**THE PROBLEM**
Write out each line beneath this one exactly as it reads.

**DATA IN THIS EXERCISE**

********************

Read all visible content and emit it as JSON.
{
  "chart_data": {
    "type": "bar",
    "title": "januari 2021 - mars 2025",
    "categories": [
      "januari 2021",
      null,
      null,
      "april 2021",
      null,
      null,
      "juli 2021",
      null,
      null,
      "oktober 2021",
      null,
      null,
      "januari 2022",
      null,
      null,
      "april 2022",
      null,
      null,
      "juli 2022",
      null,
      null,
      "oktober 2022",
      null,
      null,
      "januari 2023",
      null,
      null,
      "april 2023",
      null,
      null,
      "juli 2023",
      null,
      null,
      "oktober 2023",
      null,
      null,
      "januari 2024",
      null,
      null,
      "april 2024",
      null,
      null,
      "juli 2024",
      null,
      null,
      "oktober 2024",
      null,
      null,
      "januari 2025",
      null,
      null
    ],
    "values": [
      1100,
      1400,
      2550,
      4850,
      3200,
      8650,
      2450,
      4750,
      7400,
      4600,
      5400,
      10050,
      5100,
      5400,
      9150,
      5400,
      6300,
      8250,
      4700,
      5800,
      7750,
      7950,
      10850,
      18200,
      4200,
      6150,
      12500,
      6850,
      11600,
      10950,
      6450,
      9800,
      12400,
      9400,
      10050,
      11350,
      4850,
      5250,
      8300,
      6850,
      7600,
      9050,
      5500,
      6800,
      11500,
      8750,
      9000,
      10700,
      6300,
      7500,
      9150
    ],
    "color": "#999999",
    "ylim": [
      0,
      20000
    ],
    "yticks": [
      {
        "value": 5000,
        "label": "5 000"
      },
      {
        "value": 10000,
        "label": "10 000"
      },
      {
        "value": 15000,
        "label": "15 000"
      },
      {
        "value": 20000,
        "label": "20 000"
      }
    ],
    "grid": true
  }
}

********************

**REPLY**
Read all visible content and emit it as JSON.
{
  "chart_data": {
    "type": "bar",
    "title": "januari 2021 - mars 2025",
    "categories": [
      "januari 2021",
      null,
      null,
      "april 2021",
      null,
      null,
      "juli 2021",
      null,
      null,
      "oktober 2021",
      null,
      null,
      "januari 2022",
      null,
      null,
      "april 2022",
      null,
      null,
      "juli 2022",
      null,
      null,
      "oktober 2022",
      null,
      null,
      "januari 2023",
      null,
      null,
      "april 2023",
      null,
      null,
      "juli 2023",
      null,
      null,
      "oktober 2023",
      null,
      null,
      "januari 2024",
      null,
      null,
      "april 2024",
      null,
      null,
      "juli 2024",
      null,
      null,
      "oktober 2024",
      null,
      null,
      "januari 2025",
      null,
      null
    ],
    "values": [
      1100,
      1400,
      2550,
      4850,
      3200,
      8650,
      2450,
      4750,
      7400,
      4600,
      5400,
      10050,
      5100,
      5400,
      9150,
      5400,
      6300,
      8250,
      4700,
      5800,
      7750,
      7950,
      10850,
      18200,
      4200,
      6150,
      12500,
      6850,
      11600,
      10950,
      6450,
      9800,
      12400,
      9400,
      10050,
      11350,
      4850,
      5250,
      8300,
      6850,
      7600,
      9050,
      5500,
      6800,
      11500,
      8750,
      9000,
      10700,
      6300,
      7500,
      9150
    ],
    "color": "#999999",
    "ylim": [
      0,
      20000
    ],
    "yticks": [
      {
        "value": 5000,
        "label": "5 000"
      },
      {
        "value": 10000,
        "label": "10 000"
      },
      {
        "value": 15000,
        "label": "15 000"
      },
      {
        "value": 20000,
        "label": "20 000"
      }
    ],
    "grid": true
  }
}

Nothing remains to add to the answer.